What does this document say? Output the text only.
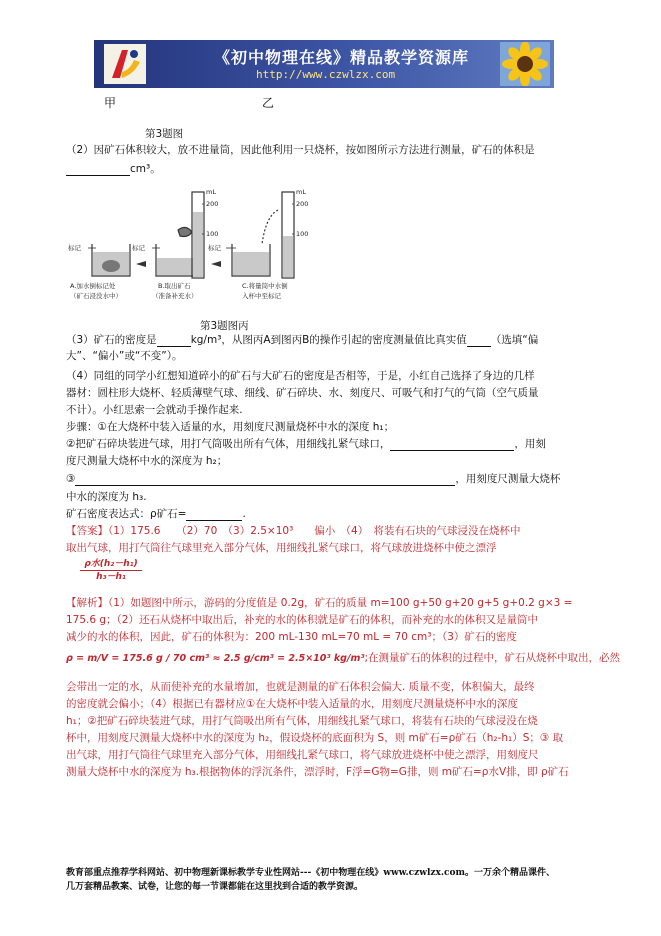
《初中物理在线》精品教学资源库
http://www.czwlzx.com
甲	乙
第3题图
（2）因矿石体积较大，放不进量筒，因此他利用一只烧杯，按如图所示方法进行测量，矿石的体积是
cm³。
标记	标记	标记
mL
200
100
mL
200
100
A.加水倒标记处
（矿石浸没水中）
B.取出矿石
（准备补充水）
C.将量筒中水倒
入杯中至标记
第3题图丙
（3）矿石的密度是	kg/m³，从图丙A到图丙B的操作引起的密度测量值比真实值 （选填“偏
大”、“偏小”或“不变”）。
（4）同组的同学小红想知道碎小的矿石与大矿石的密度是否相等，于是，小红自己选择了身边的几样
器材：圆柱形大烧杯、轻质薄壁气球、细线、矿石碎块、水、刻度尺、可吸气和打气的气筒（空气质量
不计）。小红思索一会就动手操作起来.
步骤：①在大烧杯中装入适量的水，用刻度尺测量烧杯中水的深度 h₁；
②把矿石碎块装进气球，用打气筒吸出所有气体，用细线扎紧气球口，	，用刻
度尺测量大烧杯中水的深度为 h₂；
③	，用刻度尺测量大烧杯
中水的深度为 h₃.
矿石密度表达式：ρ矿石=	.
【答案】（1）175.6　　（2）70　（3）2.5×10³　　偏小　（4）　将装有石块的气球浸没在烧杯中
取出气球，用打气筒往气球里充入部分气体，用细线扎紧气球口，将气球放进烧杯中使之漂浮
ρ水(h₂－h₁)
h₃－h₁
【解析】（1）如题图中所示，游码的分度值是 0.2g，矿石的质量 m=100 g+50 g+20 g+5 g+0.2 g×3 =
175.6 g；（2）还石从烧杯中取出后，补充的水的体积就是矿石的体积，而补充的水的体积又是量筒中
减少的水的体积，因此，矿石的体积为：200 mL-130 mL=70 mL = 70 cm³；（3）矿石的密度
ρ = m/V = 175.6 g / 70 cm³ ≈ 2.5 g/cm³ = 2.5×10³ kg/m³;在测量矿石的体积的过程中，矿石从烧杯中取出，必然
会带出一定的水，从而使补充的水量增加，也就是测量的矿石体积会偏大. 质量不变，体积偏大，最终
的密度就会偏小；（4）根据已有器材应①在大烧杯中装入适量的水，用刻度尺测量烧杯中水的深度
h₁；②把矿石碎块装进气球，用打气筒吸出所有气体，用细线扎紧气球口，将装有石块的气球浸没在烧
杯中，用刻度尺测量大烧杯中水的深度为 h₂，假设烧杯的底面积为 S，则 m矿石=ρ矿石（h₂-h₁）S；③ 取
出气球，用打气筒往气球里充入部分气体，用细线扎紧气球口，将气球放进烧杯中使之漂浮，用刻度尺
测量大烧杯中水的深度为 h₃.根据物体的浮沉条件，漂浮时，F浮=G物=G排，则 m矿石=ρ水V排，即 ρ矿石
教育部重点推荐学科网站、初中物理新课标教学专业性网站---《初中物理在线》www.czwlzx.com。一万余个精品课件、
几万套精品教案、试卷，让您的每一节课都能在这里找到合适的教学资源。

=== What you will do ===
Make a verbatim copy of all the entries and strip out the pictures.

=== Reply to the task ===
What does this document say? Output the text only.
《初中物理在线》精品教学资源库
http://www.czwlzx.com
甲	乙
第3题图
（2）因矿石体积较大，放不进量筒，因此他利用一只烧杯，按如图所示方法进行测量，矿石的体积是
cm³。
标记	标记	标记
mL
200
100
mL
200
100
A.加水倒标记处
（矿石浸没水中）
B.取出矿石
（准备补充水）
C.将量筒中水倒
入杯中至标记
第3题图丙
（3）矿石的密度是	kg/m³，从图丙A到图丙B的操作引起的密度测量值比真实值 （选填“偏
大”、“偏小”或“不变”）。
（4）同组的同学小红想知道碎小的矿石与大矿石的密度是否相等，于是，小红自己选择了身边的几样
器材：圆柱形大烧杯、轻质薄壁气球、细线、矿石碎块、水、刻度尺、可吸气和打气的气筒（空气质量
不计）。小红思索一会就动手操作起来.
步骤：①在大烧杯中装入适量的水，用刻度尺测量烧杯中水的深度 h₁；
②把矿石碎块装进气球，用打气筒吸出所有气体，用细线扎紧气球口，	，用刻
度尺测量大烧杯中水的深度为 h₂；
③	，用刻度尺测量大烧杯
中水的深度为 h₃.
矿石密度表达式：ρ矿石=	.
【答案】（1）175.6　　（2）70　（3）2.5×10³　　偏小　（4）　将装有石块的气球浸没在烧杯中
取出气球，用打气筒往气球里充入部分气体，用细线扎紧气球口，将气球放进烧杯中使之漂浮
ρ水(h₂－h₁)
h₃－h₁
【解析】（1）如题图中所示，游码的分度值是 0.2g，矿石的质量 m=100 g+50 g+20 g+5 g+0.2 g×3 =
175.6 g；（2）还石从烧杯中取出后，补充的水的体积就是矿石的体积，而补充的水的体积又是量筒中
减少的水的体积，因此，矿石的体积为：200 mL-130 mL=70 mL = 70 cm³；（3）矿石的密度
ρ = m/V = 175.6 g / 70 cm³ ≈ 2.5 g/cm³ = 2.5×10³ kg/m³;在测量矿石的体积的过程中，矿石从烧杯中取出，必然
会带出一定的水，从而使补充的水量增加，也就是测量的矿石体积会偏大. 质量不变，体积偏大，最终
的密度就会偏小；（4）根据已有器材应①在大烧杯中装入适量的水，用刻度尺测量烧杯中水的深度
h₁；②把矿石碎块装进气球，用打气筒吸出所有气体，用细线扎紧气球口，将装有石块的气球浸没在烧
杯中，用刻度尺测量大烧杯中水的深度为 h₂，假设烧杯的底面积为 S，则 m矿石=ρ矿石（h₂-h₁）S；③ 取
出气球，用打气筒往气球里充入部分气体，用细线扎紧气球口，将气球放进烧杯中使之漂浮，用刻度尺
测量大烧杯中水的深度为 h₃.根据物体的浮沉条件，漂浮时，F浮=G物=G排，则 m矿石=ρ水V排，即 ρ矿石
教育部重点推荐学科网站、初中物理新课标教学专业性网站---《初中物理在线》www.czwlzx.com。一万余个精品课件、
几万套精品教案、试卷，让您的每一节课都能在这里找到合适的教学资源。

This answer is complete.